■ Exercise ■
Here are records with pictures in them. Copy all of them exactly and leave the pictures out.

++++++++++

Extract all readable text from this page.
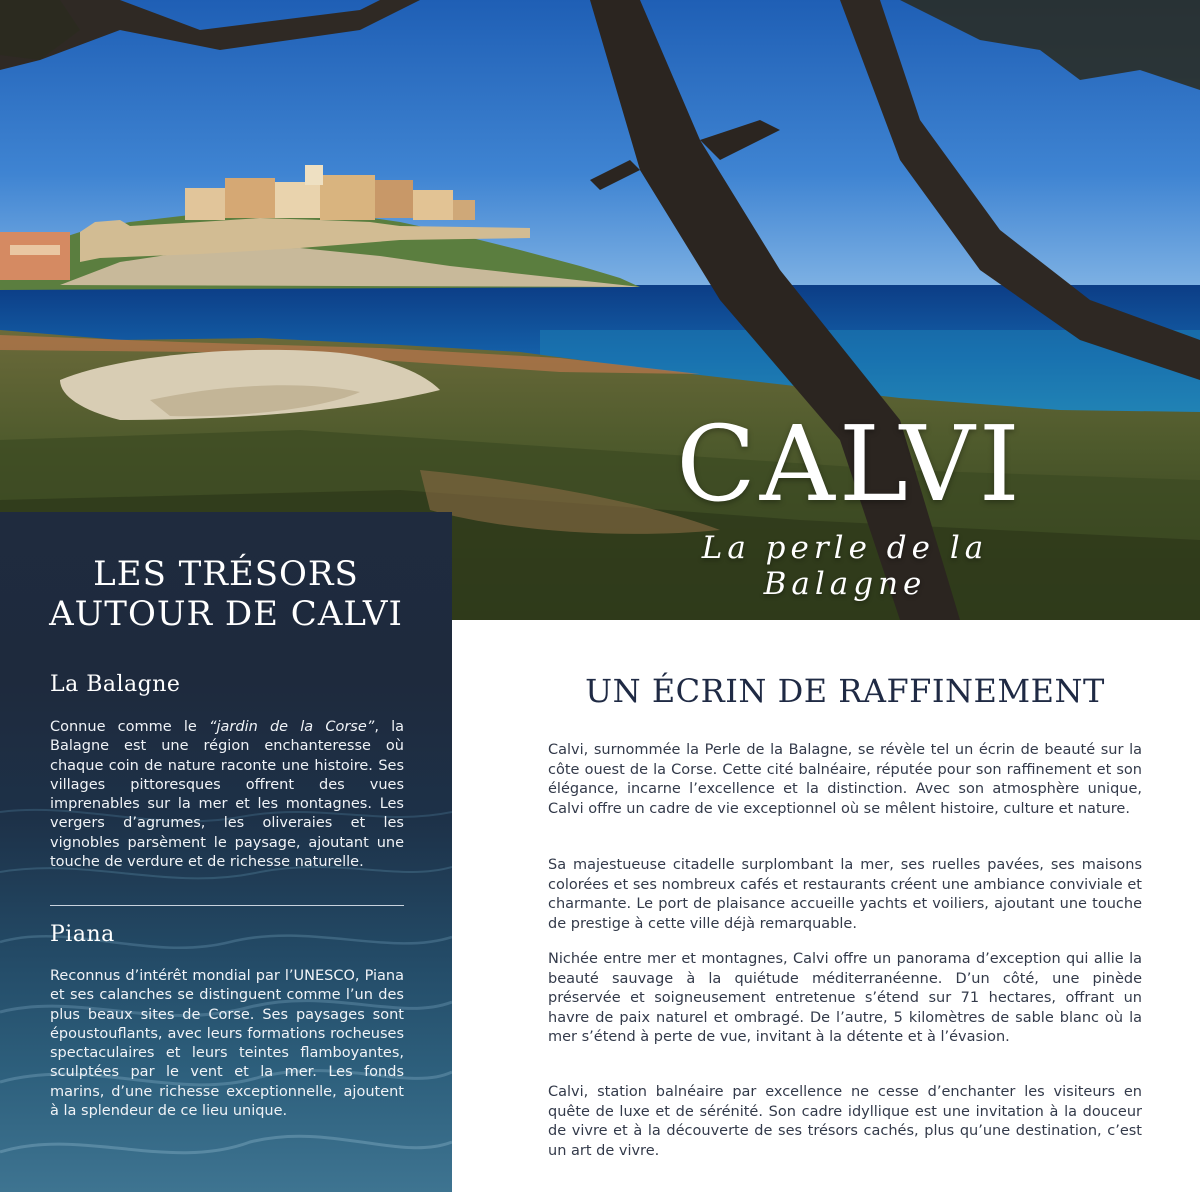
CALVI
La perle de la Balagne
LES TRÉSORS
AUTOUR DE CALVI
La Balagne
Connue comme le “jardin de la Corse”, la Balagne est une région enchanteresse où chaque coin de nature raconte une histoire. Ses villages pittoresques offrent des vues imprenables sur la mer et les montagnes. Les vergers d’agrumes, les oliveraies et les vignobles parsèment le paysage, ajoutant une touche de verdure et de richesse naturelle.
Piana
Reconnus d’intérêt mondial par l’UNESCO, Piana et ses calanches se distinguent comme l’un des plus beaux sites de Corse. Ses paysages sont époustouflants, avec leurs formations rocheuses spectaculaires et leurs teintes flamboyantes, sculptées par le vent et la mer. Les fonds marins, d’une richesse exceptionnelle, ajoutent à la splendeur de ce lieu unique.
UN ÉCRIN DE RAFFINEMENT
Calvi, surnommée la Perle de la Balagne, se révèle tel un écrin de beauté sur la côte ouest de la Corse. Cette cité balnéaire, réputée pour son raffinement et son élégance, incarne l’excellence et la distinction. Avec son atmosphère unique, Calvi offre un cadre de vie exceptionnel où se mêlent histoire, culture et nature.
Sa majestueuse citadelle surplombant la mer, ses ruelles pavées, ses maisons colorées et ses nombreux cafés et restaurants créent une ambiance conviviale et charmante. Le port de plaisance accueille yachts et voiliers, ajoutant une touche de prestige à cette ville déjà remarquable.
Nichée entre mer et montagnes, Calvi offre un panorama d’exception qui allie la beauté sauvage à la quiétude méditerranéenne. D’un côté, une pinède préservée et soigneusement entretenue s’étend sur 71 hectares, offrant un havre de paix naturel et ombragé. De l’autre, 5 kilomètres de sable blanc où la mer s’étend à perte de vue, invitant à la détente et à l’évasion.
Calvi, station balnéaire par excellence ne cesse d’enchanter les visiteurs en quête de luxe et de sérénité. Son cadre idyllique est une invitation à la douceur de vivre et à la découverte de ses trésors cachés, plus qu’une destination, c’est un art de vivre.
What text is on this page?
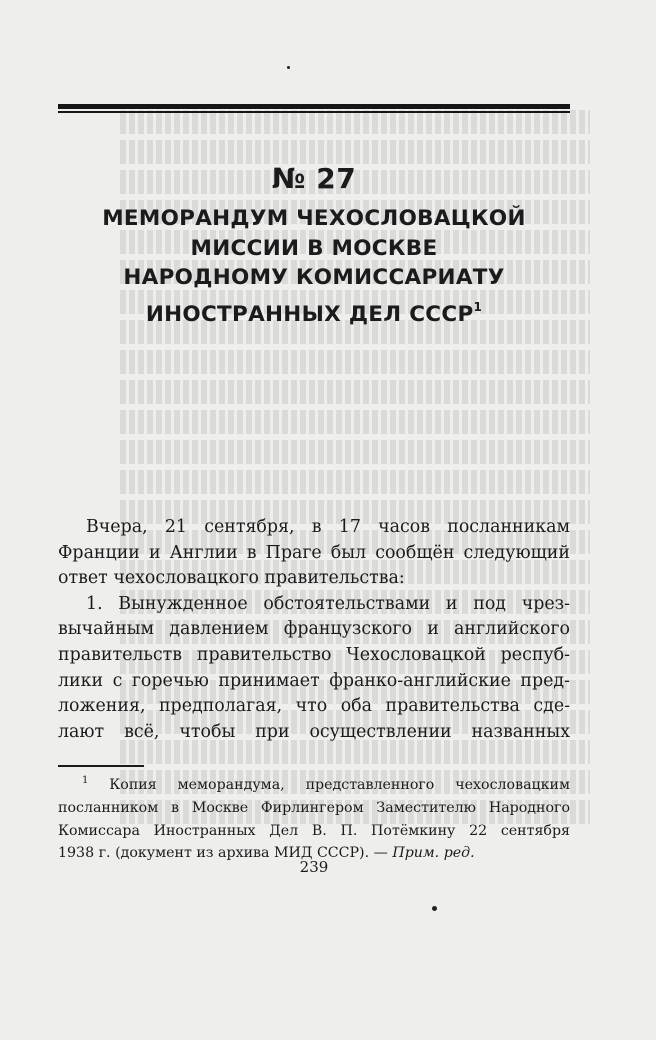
№ 27
МЕМОРАНДУМ ЧЕХОСЛОВАЦКОЙ
МИССИИ В МОСКВЕ
НАРОДНОМУ КОМИССАРИАТУ
ИНОСТРАННЫХ ДЕЛ СССР$^1$
Вчера, 21 сентября, в 17 часов посланникам
Франции и Англии в Праге был сообщён следующий
ответ чехословацкого правительства:
1. Вынужденное обстоятельствами и под чрез-
вычайным давлением французского и английского
правительств правительство Чехословацкой респуб-
лики с горечью принимает франко-английские пред-
ложения, предполагая, что оба правительства сде-
лают всё, чтобы при осуществлении названных
$^1$ Копия меморандума, представленного чехословацким
посланником в Москве Фирлингером Заместителю Народного
Комиссара Иностранных Дел В. П. Потёмкину 22 сентября
1938 г. (документ из архива МИД СССР). — Прим. ред.
239
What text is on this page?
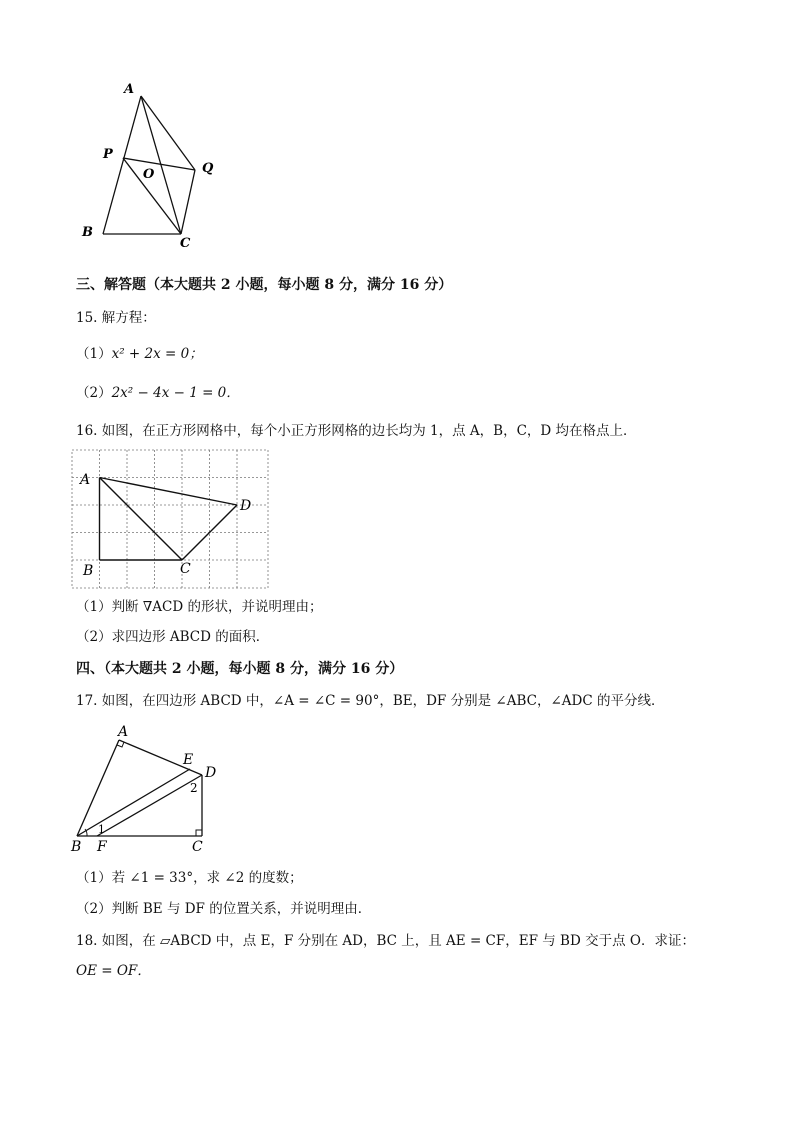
A
P
O	Q
B
C
三、解答题（本大题共 2 小题，每小题 8 分，满分 16 分）
15. 解方程：
（1）x² + 2x = 0；
（2）2x² − 4x − 1 = 0．
16. 如图，在正方形网格中，每个小正方形网格的边长均为 1，点 A，B，C，D 均在格点上．
A
B	C
D
（1）判断 ∇ACD 的形状，并说明理由；
（2）求四边形 ABCD 的面积．
四、（本大题共 2 小题，每小题 8 分，满分 16 分）
17. 如图，在四边形 ABCD 中，∠A = ∠C = 90°，BE，DF 分别是 ∠ABC，∠ADC 的平分线．
A
E
D
B F	C
1
2
（1）若 ∠1 = 33°，求 ∠2 的度数；
（2）判断 BE 与 DF 的位置关系，并说明理由．
18. 如图，在 ▱ABCD 中，点 E，F 分别在 AD，BC 上，且 AE = CF，EF 与 BD 交于点 O．求证：
OE = OF．
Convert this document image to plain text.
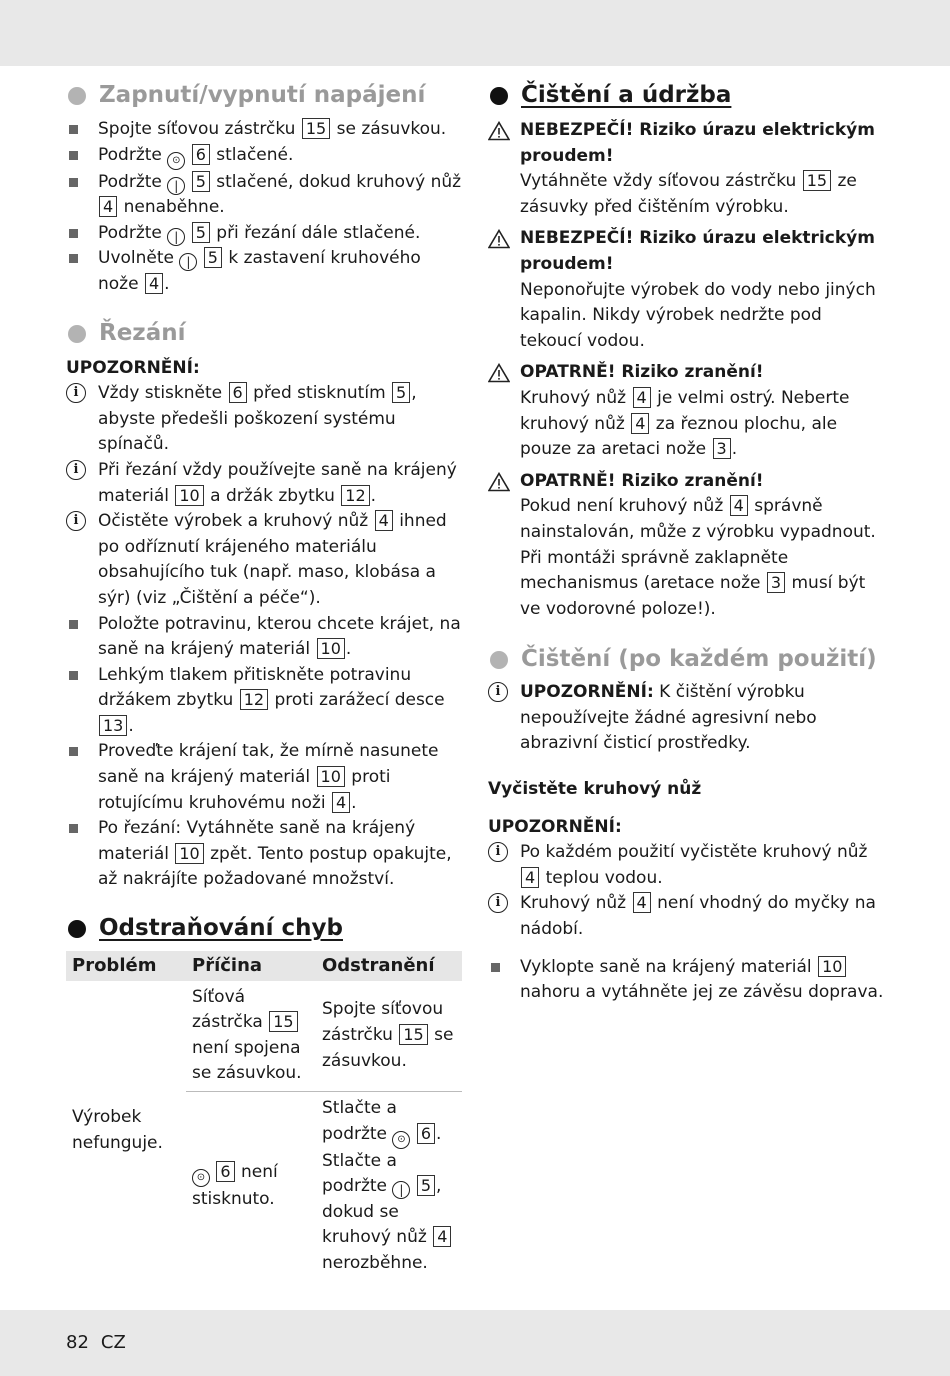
Zapnutí/vypnutí napájení
Spojte síťovou zástrčku 15 se zásuvkou.
Podržte ⊙ 6 stlačené.
Podržte | 5 stlačené, dokud kruhový nůž 4 nenaběhne.
Podržte | 5 při řezání dále stlačené.
Uvolněte | 5 k zastavení kruhového nože 4 .
Řezání
UPOZORNĚNÍ:
i	Vždy stiskněte 6 před stisknutím 5 , abyste předešli poškození systému spínačů.
i	Při řezání vždy používejte saně na krájený materiál 10 a držák zbytku 12 .
i	Očistěte výrobek a kruhový nůž 4 ihned po odříznutí krájeného materiálu obsahujícího tuk (např. maso, klobása a sýr) (viz „Čištění a péče“).
Položte potravinu, kterou chcete krájet, na saně na krájený materiál 10 .
Lehkým tlakem přitiskněte potravinu držákem zbytku 12 proti zarážecí desce 13 .
Proveďte krájení tak, že mírně nasunete saně na krájený materiál 10 proti rotujícímu kruhovému noži 4 .
Po řezání: Vytáhněte saně na krájený materiál 10 zpět. Tento postup opakujte, až nakrájíte požadované množství.
Odstraňování chyb
Problém	Příčina	Odstranění
Výrobek nefunguje.	Síťová zástrčka 15 není spojena se zásuvkou.	Spojte síťovou zástrčku 15 se zásuvkou.
	⊙ 6 není stisknuto.	Stlačte a podržte ⊙ 6 . Stlačte a podržte | 5 , dokud se kruhový nůž 4 nerozběhne.
Čištění a údržba
NEBEZPEČÍ! Riziko úrazu elektrickým proudem!
Vytáhněte vždy síťovou zástrčku 15 ze zásuvky před čištěním výrobku.
NEBEZPEČÍ! Riziko úrazu elektrickým proudem!
Neponořujte výrobek do vody nebo jiných kapalin. Nikdy výrobek nedržte pod tekoucí vodou.
OPATRNĚ! Riziko zranění!
Kruhový nůž 4 je velmi ostrý. Neberte kruhový nůž 4 za řeznou plochu, ale pouze za aretaci nože 3 .
OPATRNĚ! Riziko zranění!
Pokud není kruhový nůž 4 správně nainstalován, může z výrobku vypadnout. Při montáži správně zaklapněte mechanismus (aretace nože 3 musí být ve vodorovné poloze!).
Čištění (po každém použití)
i	UPOZORNĚNÍ: K čištění výrobku nepoužívejte žádné agresivní nebo abrazivní čisticí prostředky.
Vyčistěte kruhový nůž
UPOZORNĚNÍ:
i	Po každém použití vyčistěte kruhový nůž 4 teplou vodou.
i	Kruhový nůž 4 není vhodný do myčky na nádobí.
Vyklopte saně na krájený materiál 10 nahoru a vytáhněte jej ze závěsu doprava.
82 CZ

++++++++++

■ Finished answer ■
Extract all readable text from this page.
CALVI
La perle de la Balagne
LES TRÉSORS
AUTOUR DE CALVI
La Balagne
Connue comme le “jardin de la Corse”, la Balagne est une région enchanteresse où chaque coin de nature raconte une histoire. Ses villages pittoresques offrent des vues imprenables sur la mer et les montagnes. Les vergers d’agrumes, les oliveraies et les vignobles parsèment le paysage, ajoutant une touche de verdure et de richesse naturelle.
Piana
Reconnus d’intérêt mondial par l’UNESCO, Piana et ses calanches se distinguent comme l’un des plus beaux sites de Corse. Ses paysages sont époustouflants, avec leurs formations rocheuses spectaculaires et leurs teintes flamboyantes, sculptées par le vent et la mer. Les fonds marins, d’une richesse exceptionnelle, ajoutent à la splendeur de ce lieu unique.
UN ÉCRIN DE RAFFINEMENT
Calvi, surnommée la Perle de la Balagne, se révèle tel un écrin de beauté sur la côte ouest de la Corse. Cette cité balnéaire, réputée pour son raffinement et son élégance, incarne l’excellence et la distinction. Avec son atmosphère unique, Calvi offre un cadre de vie exceptionnel où se mêlent histoire, culture et nature.
Sa majestueuse citadelle surplombant la mer, ses ruelles pavées, ses maisons colorées et ses nombreux cafés et restaurants créent une ambiance conviviale et charmante. Le port de plaisance accueille yachts et voiliers, ajoutant une touche de prestige à cette ville déjà remarquable.
Nichée entre mer et montagnes, Calvi offre un panorama d’exception qui allie la beauté sauvage à la quiétude méditerranéenne. D’un côté, une pinède préservée et soigneusement entretenue s’étend sur 71 hectares, offrant un havre de paix naturel et ombragé. De l’autre, 5 kilomètres de sable blanc où la mer s’étend à perte de vue, invitant à la détente et à l’évasion.
Calvi, station balnéaire par excellence ne cesse d’enchanter les visiteurs en quête de luxe et de sérénité. Son cadre idyllique est une invitation à la douceur de vivre et à la découverte de ses trésors cachés, plus qu’une destination, c’est un art de vivre.
What text is on this page?
№ 27
МЕМОРАНДУМ ЧЕХОСЛОВАЦКОЙ
МИССИИ В МОСКВЕ
НАРОДНОМУ КОМИССАРИАТУ
ИНОСТРАННЫХ ДЕЛ СССР$^1$
Вчера, 21 сентября, в 17 часов посланникам
Франции и Англии в Праге был сообщён следующий
ответ чехословацкого правительства:
1. Вынужденное обстоятельствами и под чрез-
вычайным давлением французского и английского
правительств правительство Чехословацкой респуб-
лики с горечью принимает франко-английские пред-
ложения, предполагая, что оба правительства сде-
лают всё, чтобы при осуществлении названных
$^1$ Копия меморандума, представленного чехословацким
посланником в Москве Фирлингером Заместителю Народного
Комиссара Иностранных Дел В. П. Потёмкину 22 сентября
1938 г. (документ из архива МИД СССР). — Прим. ред.
239
What text is on this page?
A
P
O	Q
B
C
三、解答题（本大题共 2 小题，每小题 8 分，满分 16 分）
15. 解方程：
（1）x² + 2x = 0；
（2）2x² − 4x − 1 = 0．
16. 如图，在正方形网格中，每个小正方形网格的边长均为 1，点 A，B，C，D 均在格点上．
A
B	C
D
（1）判断 ∇ACD 的形状，并说明理由；
（2）求四边形 ABCD 的面积．
四、（本大题共 2 小题，每小题 8 分，满分 16 分）
17. 如图，在四边形 ABCD 中，∠A = ∠C = 90°，BE，DF 分别是 ∠ABC，∠ADC 的平分线．
A
E
D
B F	C
1
2
（1）若 ∠1 = 33°，求 ∠2 的度数；
（2）判断 BE 与 DF 的位置关系，并说明理由．
18. 如图，在 ▱ABCD 中，点 E，F 分别在 AD，BC 上，且 AE = CF，EF 与 BD 交于点 O．求证：
OE = OF．
Convert this document image to plain text.
Zapnutí/vypnutí napájení
Spojte síťovou zástrčku 15 se zásuvkou.
Podržte ⊙ 6 stlačené.
Podržte | 5 stlačené, dokud kruhový nůž 4 nenaběhne.
Podržte | 5 při řezání dále stlačené.
Uvolněte | 5 k zastavení kruhového nože 4 .
Řezání
UPOZORNĚNÍ:
i	Vždy stiskněte 6 před stisknutím 5 , abyste předešli poškození systému spínačů.
i	Při řezání vždy používejte saně na krájený materiál 10 a držák zbytku 12 .
i	Očistěte výrobek a kruhový nůž 4 ihned po odříznutí krájeného materiálu obsahujícího tuk (např. maso, klobása a sýr) (viz „Čištění a péče“).
Položte potravinu, kterou chcete krájet, na saně na krájený materiál 10 .
Lehkým tlakem přitiskněte potravinu držákem zbytku 12 proti zarážecí desce 13 .
Proveďte krájení tak, že mírně nasunete saně na krájený materiál 10 proti rotujícímu kruhovému noži 4 .
Po řezání: Vytáhněte saně na krájený materiál 10 zpět. Tento postup opakujte, až nakrájíte požadované množství.
Odstraňování chyb
Problém	Příčina	Odstranění
Výrobek nefunguje.	Síťová zástrčka 15 není spojena se zásuvkou.	Spojte síťovou zástrčku 15 se zásuvkou.
	⊙ 6 není stisknuto.	Stlačte a podržte ⊙ 6 . Stlačte a podržte | 5 , dokud se kruhový nůž 4 nerozběhne.
Čištění a údržba
NEBEZPEČÍ! Riziko úrazu elektrickým proudem!
Vytáhněte vždy síťovou zástrčku 15 ze zásuvky před čištěním výrobku.
NEBEZPEČÍ! Riziko úrazu elektrickým proudem!
Neponořujte výrobek do vody nebo jiných kapalin. Nikdy výrobek nedržte pod tekoucí vodou.
OPATRNĚ! Riziko zranění!
Kruhový nůž 4 je velmi ostrý. Neberte kruhový nůž 4 za řeznou plochu, ale pouze za aretaci nože 3 .
OPATRNĚ! Riziko zranění!
Pokud není kruhový nůž 4 správně nainstalován, může z výrobku vypadnout. Při montáži správně zaklapněte mechanismus (aretace nože 3 musí být ve vodorovné poloze!).
Čištění (po každém použití)
i	UPOZORNĚNÍ: K čištění výrobku nepoužívejte žádné agresivní nebo abrazivní čisticí prostředky.
Vyčistěte kruhový nůž
UPOZORNĚNÍ:
i	Po každém použití vyčistěte kruhový nůž 4 teplou vodou.
i	Kruhový nůž 4 není vhodný do myčky na nádobí.
Vyklopte saně na krájený materiál 10 nahoru a vytáhněte jej ze závěsu doprava.
82 CZ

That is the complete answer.